* _Requirement_
The exercise asks you to copy every line below in which "input" appears.
===== Data lines
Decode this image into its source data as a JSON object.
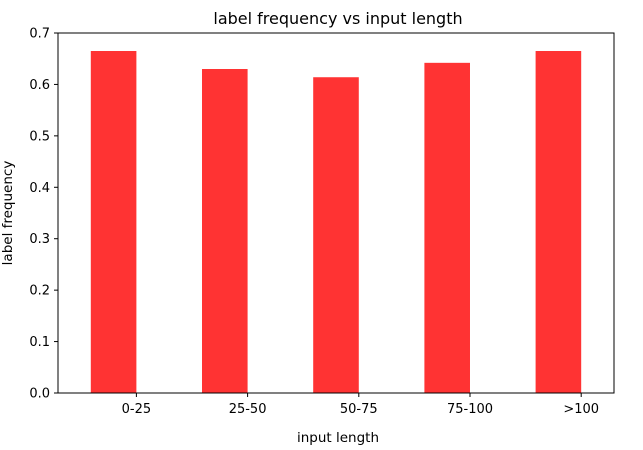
{
  "chart_data": {
    "type": "bar",
    "title": "label frequency vs input length",
    "xlabel": "input length",
    "ylabel": "label frequency",
    "categories": [
      "0-25",
      "25-50",
      "50-75",
      "75-100",
      ">100"
    ],
    "values": [
      0.665,
      0.63,
      0.614,
      0.642,
      0.665
    ],
    "ylim": [
      0,
      0.7
    ],
    "yticks": [
      0.0,
      0.1,
      0.2,
      0.3,
      0.4,
      0.5,
      0.6,
      0.7
    ],
    "ytick_labels": [
      "0.0",
      "0.1",
      "0.2",
      "0.3",
      "0.4",
      "0.5",
      "0.6",
      "0.7"
    ],
    "bar_color": "#ff3333",
    "grid": false,
    "legend": "none"
  }
}
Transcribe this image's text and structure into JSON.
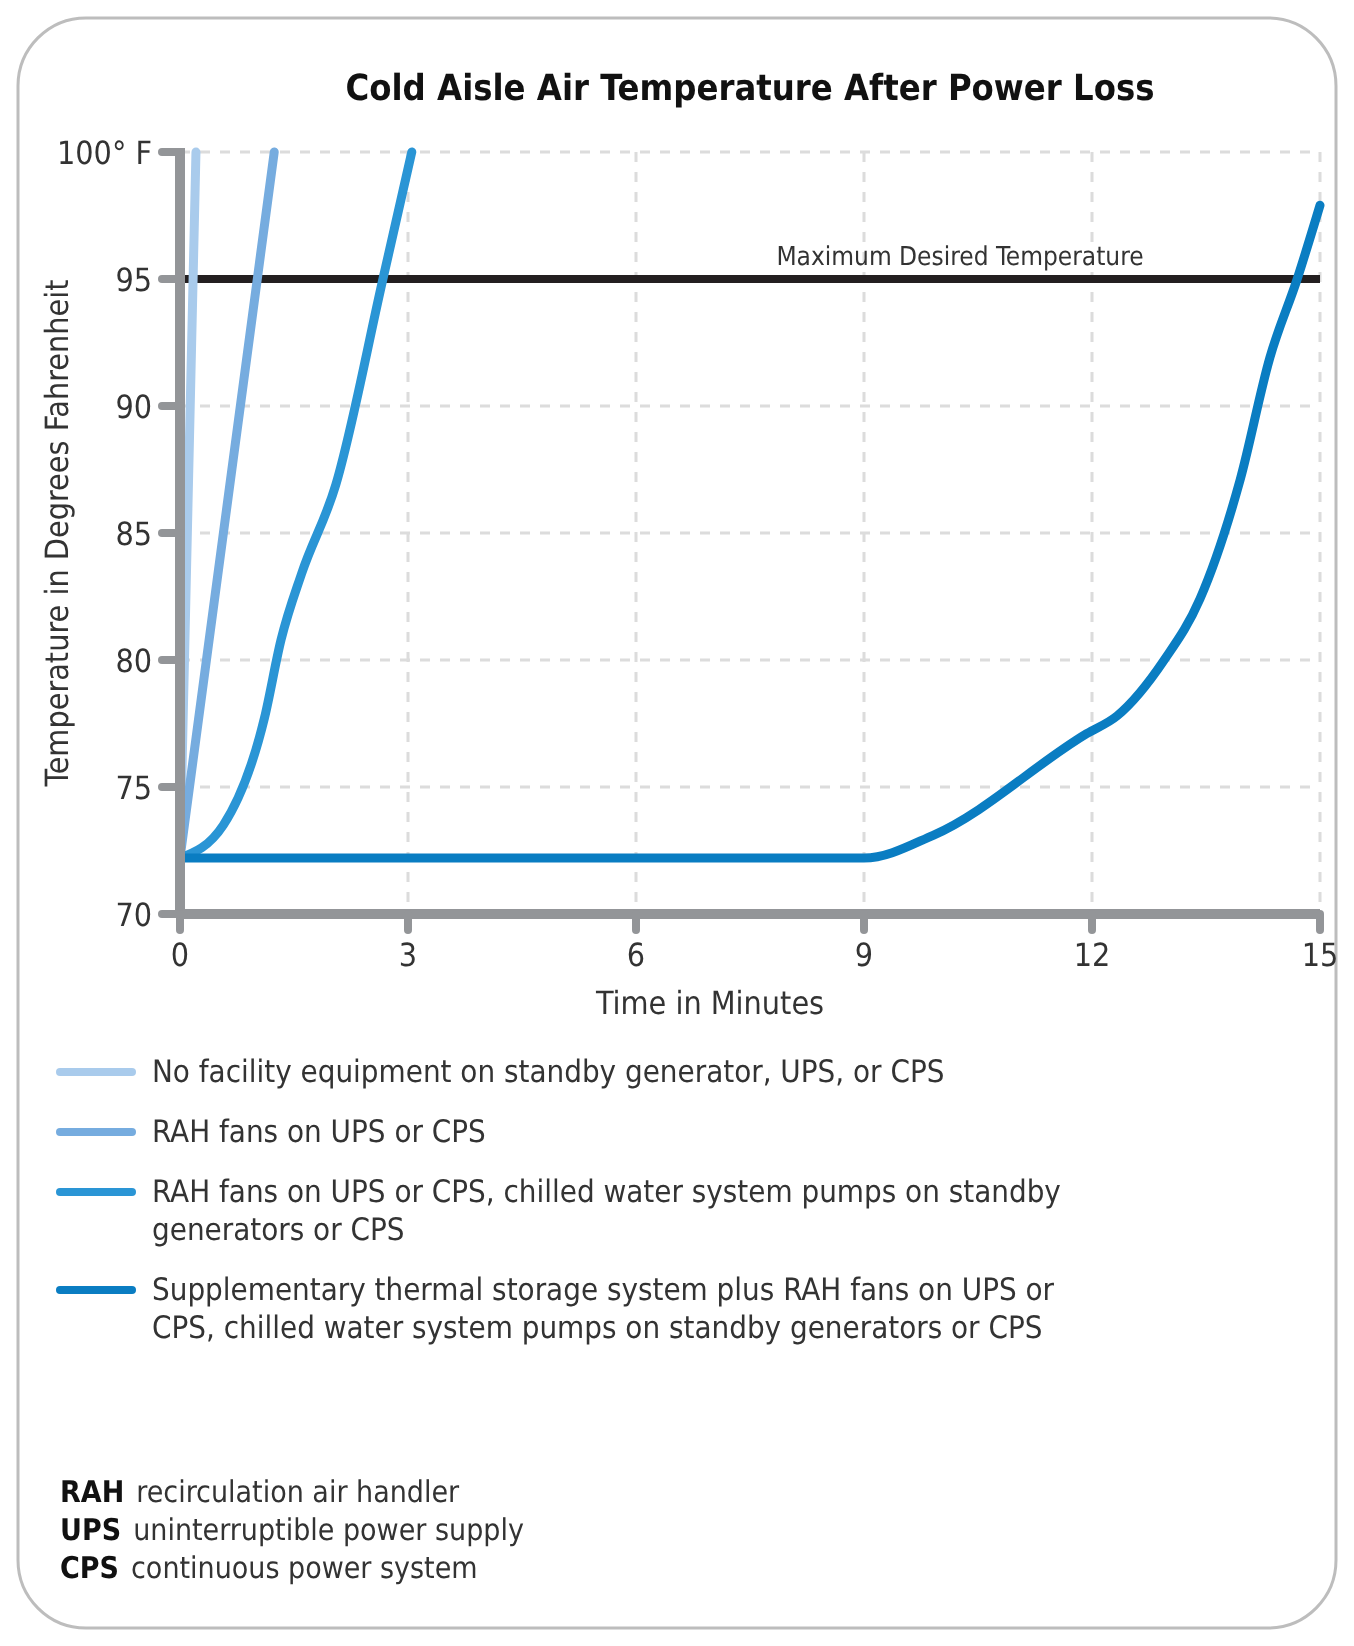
==========
* _The response_
    "title": "label frequency vs input length",
    "xlabel": "input length",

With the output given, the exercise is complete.